*EXERCISE OBJECTIVE*. Every entry must be repeated exactly. Exclude all pictures.

[Data entries for graphics]
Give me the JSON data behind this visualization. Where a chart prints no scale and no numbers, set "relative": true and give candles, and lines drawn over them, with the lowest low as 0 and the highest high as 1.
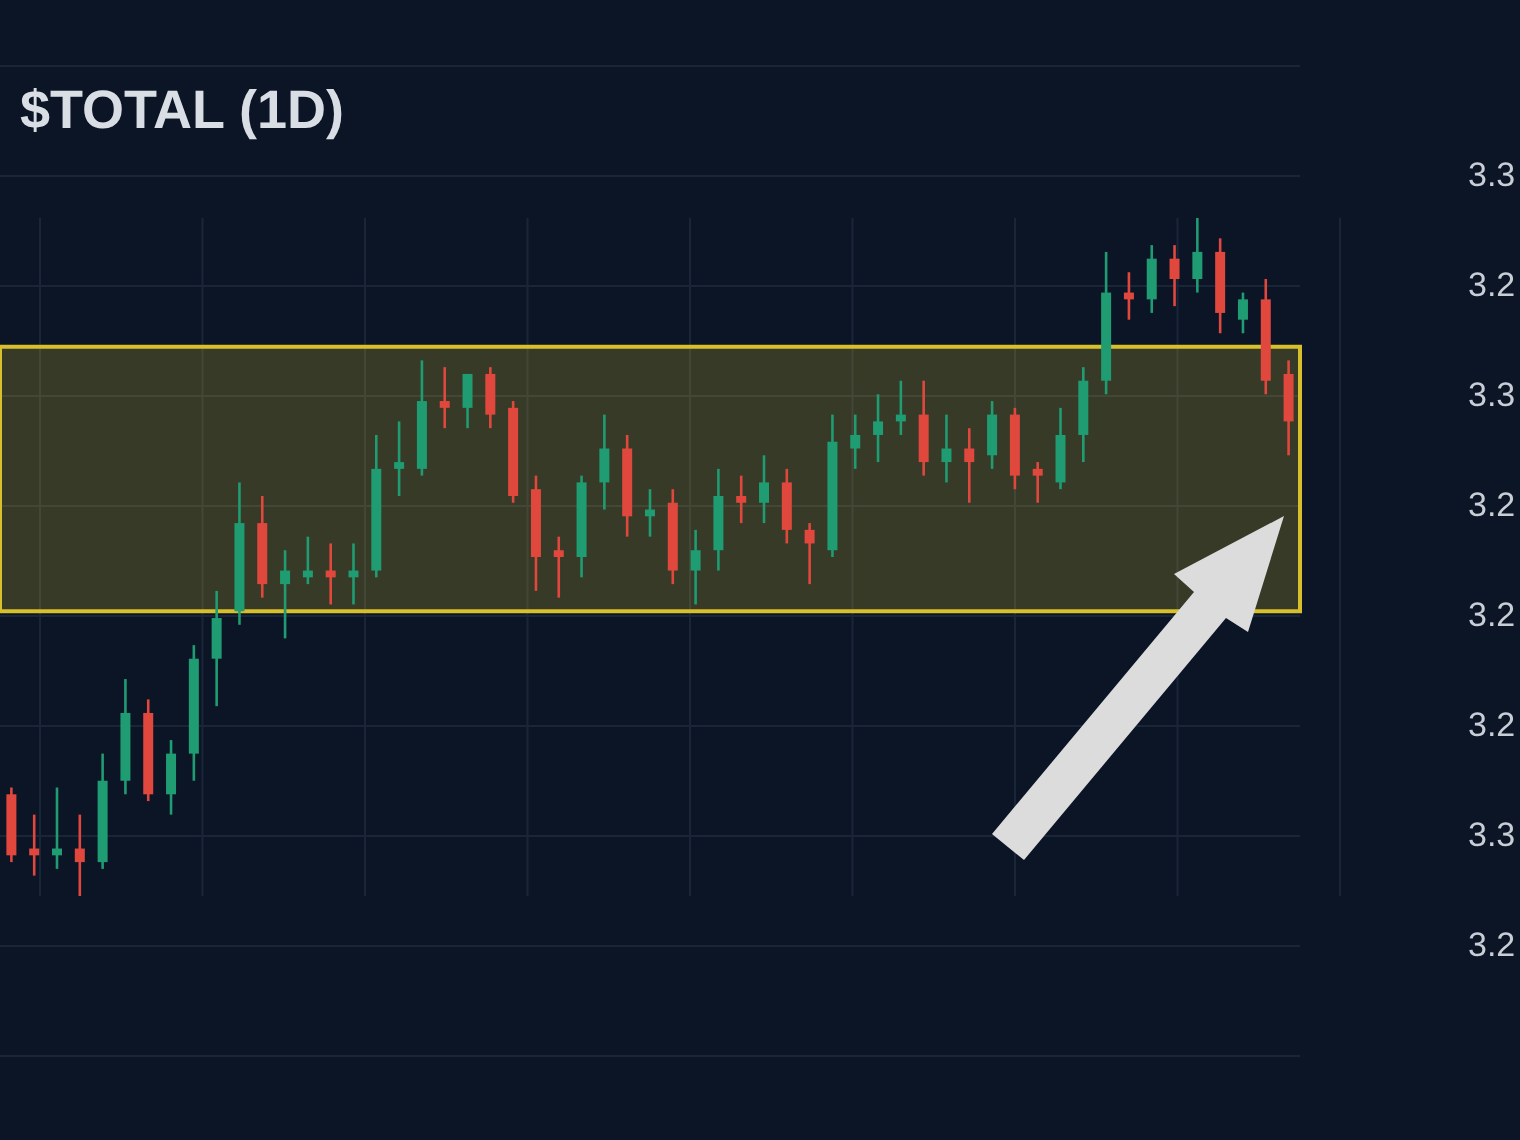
{
  "chart_data": {
    "type": "candlestick",
    "title": "$TOTAL (1D)",
    "relative": true,
    "grid": true,
    "tick_labels": false,
    "categories": [
      null,
      null,
      null,
      null,
      null,
      null,
      null,
      null,
      null,
      null,
      null,
      null,
      null,
      null,
      null,
      null,
      null,
      null,
      null,
      null,
      null,
      null,
      null,
      null,
      null,
      null,
      null,
      null,
      null,
      null,
      null,
      null,
      null,
      null,
      null,
      null,
      null,
      null,
      null,
      null,
      null,
      null,
      null,
      null,
      null,
      null,
      null,
      null,
      null,
      null,
      null,
      null,
      null,
      null,
      null,
      null,
      null
    ],
    "ohlc": [
      [
        0.15,
        0.16,
        0.05,
        0.06
      ],
      [
        0.07,
        0.12,
        0.03,
        0.06
      ],
      [
        0.06,
        0.16,
        0.04,
        0.07
      ],
      [
        0.07,
        0.12,
        0,
        0.05
      ],
      [
        0.05,
        0.21,
        0.04,
        0.17
      ],
      [
        0.17,
        0.32,
        0.15,
        0.27
      ],
      [
        0.27,
        0.29,
        0.14,
        0.15
      ],
      [
        0.15,
        0.23,
        0.12,
        0.21
      ],
      [
        0.21,
        0.37,
        0.17,
        0.35
      ],
      [
        0.35,
        0.45,
        0.28,
        0.41
      ],
      [
        0.42,
        0.61,
        0.4,
        0.55
      ],
      [
        0.55,
        0.59,
        0.44,
        0.46
      ],
      [
        0.46,
        0.51,
        0.38,
        0.48
      ],
      [
        0.47,
        0.53,
        0.46,
        0.48
      ],
      [
        0.48,
        0.52,
        0.43,
        0.47
      ],
      [
        0.47,
        0.52,
        0.43,
        0.48
      ],
      [
        0.48,
        0.68,
        0.47,
        0.63
      ],
      [
        0.63,
        0.7,
        0.59,
        0.64
      ],
      [
        0.63,
        0.79,
        0.62,
        0.73
      ],
      [
        0.73,
        0.78,
        0.69,
        0.72
      ],
      [
        0.72,
        0.77,
        0.69,
        0.77
      ],
      [
        0.77,
        0.78,
        0.69,
        0.71
      ],
      [
        0.72,
        0.73,
        0.58,
        0.59
      ],
      [
        0.6,
        0.62,
        0.45,
        0.5
      ],
      [
        0.51,
        0.53,
        0.44,
        0.5
      ],
      [
        0.5,
        0.62,
        0.47,
        0.61
      ],
      [
        0.61,
        0.71,
        0.57,
        0.66
      ],
      [
        0.66,
        0.68,
        0.53,
        0.56
      ],
      [
        0.56,
        0.6,
        0.53,
        0.57
      ],
      [
        0.58,
        0.6,
        0.46,
        0.48
      ],
      [
        0.48,
        0.54,
        0.43,
        0.51
      ],
      [
        0.51,
        0.63,
        0.48,
        0.59
      ],
      [
        0.59,
        0.62,
        0.55,
        0.58
      ],
      [
        0.58,
        0.65,
        0.55,
        0.61
      ],
      [
        0.61,
        0.63,
        0.52,
        0.54
      ],
      [
        0.54,
        0.55,
        0.46,
        0.52
      ],
      [
        0.51,
        0.71,
        0.5,
        0.67
      ],
      [
        0.66,
        0.71,
        0.63,
        0.68
      ],
      [
        0.68,
        0.74,
        0.64,
        0.7
      ],
      [
        0.7,
        0.76,
        0.68,
        0.71
      ],
      [
        0.71,
        0.76,
        0.62,
        0.64
      ],
      [
        0.64,
        0.71,
        0.61,
        0.66
      ],
      [
        0.66,
        0.69,
        0.58,
        0.64
      ],
      [
        0.65,
        0.73,
        0.63,
        0.71
      ],
      [
        0.71,
        0.72,
        0.6,
        0.62
      ],
      [
        0.63,
        0.64,
        0.58,
        0.62
      ],
      [
        0.61,
        0.72,
        0.6,
        0.68
      ],
      [
        0.68,
        0.78,
        0.64,
        0.76
      ],
      [
        0.76,
        0.95,
        0.74,
        0.89
      ],
      [
        0.89,
        0.92,
        0.85,
        0.88
      ],
      [
        0.88,
        0.96,
        0.86,
        0.94
      ],
      [
        0.94,
        0.96,
        0.87,
        0.91
      ],
      [
        0.91,
        1,
        0.89,
        0.95
      ],
      [
        0.95,
        0.97,
        0.83,
        0.86
      ],
      [
        0.85,
        0.89,
        0.83,
        0.88
      ],
      [
        0.88,
        0.91,
        0.74,
        0.76
      ],
      [
        0.77,
        0.79,
        0.65,
        0.7
      ]
    ],
    "colors": [
      "#e0483e",
      "#e0483e",
      "#1f9c72",
      "#e0483e",
      "#1f9c72",
      "#1f9c72",
      "#e0483e",
      "#1f9c72",
      "#1f9c72",
      "#1f9c72",
      "#1f9c72",
      "#e0483e",
      "#1f9c72",
      "#1f9c72",
      "#e0483e",
      "#1f9c72",
      "#1f9c72",
      "#1f9c72",
      "#1f9c72",
      "#e0483e",
      "#1f9c72",
      "#e0483e",
      "#e0483e",
      "#e0483e",
      "#e0483e",
      "#1f9c72",
      "#1f9c72",
      "#e0483e",
      "#1f9c72",
      "#e0483e",
      "#1f9c72",
      "#1f9c72",
      "#e0483e",
      "#1f9c72",
      "#e0483e",
      "#e0483e",
      "#1f9c72",
      "#1f9c72",
      "#1f9c72",
      "#1f9c72",
      "#e0483e",
      "#1f9c72",
      "#e0483e",
      "#1f9c72",
      "#e0483e",
      "#e0483e",
      "#1f9c72",
      "#1f9c72",
      "#1f9c72",
      "#e0483e",
      "#1f9c72",
      "#e0483e",
      "#1f9c72",
      "#e0483e",
      "#1f9c72",
      "#e0483e",
      "#e0483e"
    ],
    "bands": [
      {
        "axis": "y",
        "from": 0.42,
        "to": 0.81,
        "color": "#d8c02c"
      }
    ],
    "annotations": [
      "3.3",
      "3.2",
      "3.3",
      "3.2",
      "3.2",
      "3.2",
      "3.3",
      "3.2"
    ]
  }
}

*SOLUTION FOR THIS PROBLEM*.
Give me the JSON data behind this visualization. Where a chart prints no scale and no numbers, set "relative": true and give candles, and lines drawn over them, with the lowest low as 0 and the highest high as 1.
{
  "chart_data": {
    "type": "candlestick",
    "title": "$TOTAL (1D)",
    "relative": true,
    "grid": true,
    "tick_labels": false,
    "categories": [
      null,
      null,
      null,
      null,
      null,
      null,
      null,
      null,
      null,
      null,
      null,
      null,
      null,
      null,
      null,
      null,
      null,
      null,
      null,
      null,
      null,
      null,
      null,
      null,
      null,
      null,
      null,
      null,
      null,
      null,
      null,
      null,
      null,
      null,
      null,
      null,
      null,
      null,
      null,
      null,
      null,
      null,
      null,
      null,
      null,
      null,
      null,
      null,
      null,
      null,
      null,
      null,
      null,
      null,
      null,
      null,
      null
    ],
    "ohlc": [
      [
        0.15,
        0.16,
        0.05,
        0.06
      ],
      [
        0.07,
        0.12,
        0.03,
        0.06
      ],
      [
        0.06,
        0.16,
        0.04,
        0.07
      ],
      [
        0.07,
        0.12,
        0,
        0.05
      ],
      [
        0.05,
        0.21,
        0.04,
        0.17
      ],
      [
        0.17,
        0.32,
        0.15,
        0.27
      ],
      [
        0.27,
        0.29,
        0.14,
        0.15
      ],
      [
        0.15,
        0.23,
        0.12,
        0.21
      ],
      [
        0.21,
        0.37,
        0.17,
        0.35
      ],
      [
        0.35,
        0.45,
        0.28,
        0.41
      ],
      [
        0.42,
        0.61,
        0.4,
        0.55
      ],
      [
        0.55,
        0.59,
        0.44,
        0.46
      ],
      [
        0.46,
        0.51,
        0.38,
        0.48
      ],
      [
        0.47,
        0.53,
        0.46,
        0.48
      ],
      [
        0.48,
        0.52,
        0.43,
        0.47
      ],
      [
        0.47,
        0.52,
        0.43,
        0.48
      ],
      [
        0.48,
        0.68,
        0.47,
        0.63
      ],
      [
        0.63,
        0.7,
        0.59,
        0.64
      ],
      [
        0.63,
        0.79,
        0.62,
        0.73
      ],
      [
        0.73,
        0.78,
        0.69,
        0.72
      ],
      [
        0.72,
        0.77,
        0.69,
        0.77
      ],
      [
        0.77,
        0.78,
        0.69,
        0.71
      ],
      [
        0.72,
        0.73,
        0.58,
        0.59
      ],
      [
        0.6,
        0.62,
        0.45,
        0.5
      ],
      [
        0.51,
        0.53,
        0.44,
        0.5
      ],
      [
        0.5,
        0.62,
        0.47,
        0.61
      ],
      [
        0.61,
        0.71,
        0.57,
        0.66
      ],
      [
        0.66,
        0.68,
        0.53,
        0.56
      ],
      [
        0.56,
        0.6,
        0.53,
        0.57
      ],
      [
        0.58,
        0.6,
        0.46,
        0.48
      ],
      [
        0.48,
        0.54,
        0.43,
        0.51
      ],
      [
        0.51,
        0.63,
        0.48,
        0.59
      ],
      [
        0.59,
        0.62,
        0.55,
        0.58
      ],
      [
        0.58,
        0.65,
        0.55,
        0.61
      ],
      [
        0.61,
        0.63,
        0.52,
        0.54
      ],
      [
        0.54,
        0.55,
        0.46,
        0.52
      ],
      [
        0.51,
        0.71,
        0.5,
        0.67
      ],
      [
        0.66,
        0.71,
        0.63,
        0.68
      ],
      [
        0.68,
        0.74,
        0.64,
        0.7
      ],
      [
        0.7,
        0.76,
        0.68,
        0.71
      ],
      [
        0.71,
        0.76,
        0.62,
        0.64
      ],
      [
        0.64,
        0.71,
        0.61,
        0.66
      ],
      [
        0.66,
        0.69,
        0.58,
        0.64
      ],
      [
        0.65,
        0.73,
        0.63,
        0.71
      ],
      [
        0.71,
        0.72,
        0.6,
        0.62
      ],
      [
        0.63,
        0.64,
        0.58,
        0.62
      ],
      [
        0.61,
        0.72,
        0.6,
        0.68
      ],
      [
        0.68,
        0.78,
        0.64,
        0.76
      ],
      [
        0.76,
        0.95,
        0.74,
        0.89
      ],
      [
        0.89,
        0.92,
        0.85,
        0.88
      ],
      [
        0.88,
        0.96,
        0.86,
        0.94
      ],
      [
        0.94,
        0.96,
        0.87,
        0.91
      ],
      [
        0.91,
        1,
        0.89,
        0.95
      ],
      [
        0.95,
        0.97,
        0.83,
        0.86
      ],
      [
        0.85,
        0.89,
        0.83,
        0.88
      ],
      [
        0.88,
        0.91,
        0.74,
        0.76
      ],
      [
        0.77,
        0.79,
        0.65,
        0.7
      ]
    ],
    "colors": [
      "#e0483e",
      "#e0483e",
      "#1f9c72",
      "#e0483e",
      "#1f9c72",
      "#1f9c72",
      "#e0483e",
      "#1f9c72",
      "#1f9c72",
      "#1f9c72",
      "#1f9c72",
      "#e0483e",
      "#1f9c72",
      "#1f9c72",
      "#e0483e",
      "#1f9c72",
      "#1f9c72",
      "#1f9c72",
      "#1f9c72",
      "#e0483e",
      "#1f9c72",
      "#e0483e",
      "#e0483e",
      "#e0483e",
      "#e0483e",
      "#1f9c72",
      "#1f9c72",
      "#e0483e",
      "#1f9c72",
      "#e0483e",
      "#1f9c72",
      "#1f9c72",
      "#e0483e",
      "#1f9c72",
      "#e0483e",
      "#e0483e",
      "#1f9c72",
      "#1f9c72",
      "#1f9c72",
      "#1f9c72",
      "#e0483e",
      "#1f9c72",
      "#e0483e",
      "#1f9c72",
      "#e0483e",
      "#e0483e",
      "#1f9c72",
      "#1f9c72",
      "#1f9c72",
      "#e0483e",
      "#1f9c72",
      "#e0483e",
      "#1f9c72",
      "#e0483e",
      "#1f9c72",
      "#e0483e",
      "#e0483e"
    ],
    "bands": [
      {
        "axis": "y",
        "from": 0.42,
        "to": 0.81,
        "color": "#d8c02c"
      }
    ],
    "annotations": [
      "3.3",
      "3.2",
      "3.3",
      "3.2",
      "3.2",
      "3.2",
      "3.3",
      "3.2"
    ]
  }
}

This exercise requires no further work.